begin

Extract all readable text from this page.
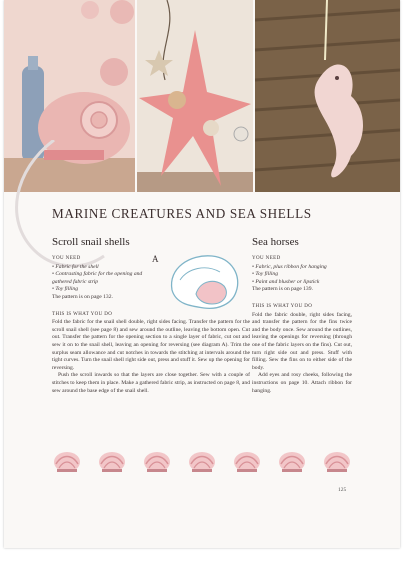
MARINE CREATURES AND SEA SHELLS
Scroll snail shells
YOU NEED
• Fabric for the shell
• Contrasting fabric for the opening and gathered fabric strip
• Toy filling
The pattern is on page 132.
THIS IS WHAT YOU DO

Fold the fabric for the snail shell double, right sides facing. Transfer the pattern for the scroll snail shell (see page 8) and sew around the outline, leaving the bottom open. Cut out. Transfer the pattern for the opening section to a single layer of fabric, cut out and sew it on to the snail shell, leaving an opening for reversing (see diagram A). Trim the surplus seam allowance and cut notches in towards the stitching at intervals around the tight curves. Turn the snail shell right side out, press and stuff it. Sew up the opening for reversing.

Push the scroll inwards so that the layers are close together. Sew with a couple of stitches to keep them in place. Make a gathered fabric strip, as instructed on page 8, and sew around the base edge of the snail shell.

A
Sea horses
YOU NEED
• Fabric, plus ribbon for hanging
• Toy filling
• Paint and blusher or lipstick
The pattern is on page 139.
THIS IS WHAT YOU DO

Fold the fabric double, right sides facing, and transfer the pattern for the fins twice and the body once. Sew around the outlines, leaving the openings for reversing (through one of the fabric layers on the fins). Cut out, turn right side out and press. Stuff with filling. Sew the fins on to either side of the body.

Add eyes and rosy cheeks, following the instructions on page 10. Attach ribbon for hanging.

125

end

# WRITTEN REQUEST
Reproduce every line exactly and omit all pictures.

# WORKED SOLUTION
Extract all readable text from this page.
MARINE CREATURES AND SEA SHELLS
Scroll snail shells
YOU NEED
• Fabric for the shell
• Contrasting fabric for the opening and gathered fabric strip
• Toy filling
The pattern is on page 132.
THIS IS WHAT YOU DO

Fold the fabric for the snail shell double, right sides facing. Transfer the pattern for the scroll snail shell (see page 8) and sew around the outline, leaving the bottom open. Cut out. Transfer the pattern for the opening section to a single layer of fabric, cut out and sew it on to the snail shell, leaving an opening for reversing (see diagram A). Trim the surplus seam allowance and cut notches in towards the stitching at intervals around the tight curves. Turn the snail shell right side out, press and stuff it. Sew up the opening for reversing.

Push the scroll inwards so that the layers are close together. Sew with a couple of stitches to keep them in place. Make a gathered fabric strip, as instructed on page 8, and sew around the base edge of the snail shell.

A
Sea horses
YOU NEED
• Fabric, plus ribbon for hanging
• Toy filling
• Paint and blusher or lipstick
The pattern is on page 139.
THIS IS WHAT YOU DO

Fold the fabric double, right sides facing, and transfer the pattern for the fins twice and the body once. Sew around the outlines, leaving the openings for reversing (through one of the fabric layers on the fins). Cut out, turn right side out and press. Stuff with filling. Sew the fins on to either side of the body.

Add eyes and rosy cheeks, following the instructions on page 10. Attach ribbon for hanging.

125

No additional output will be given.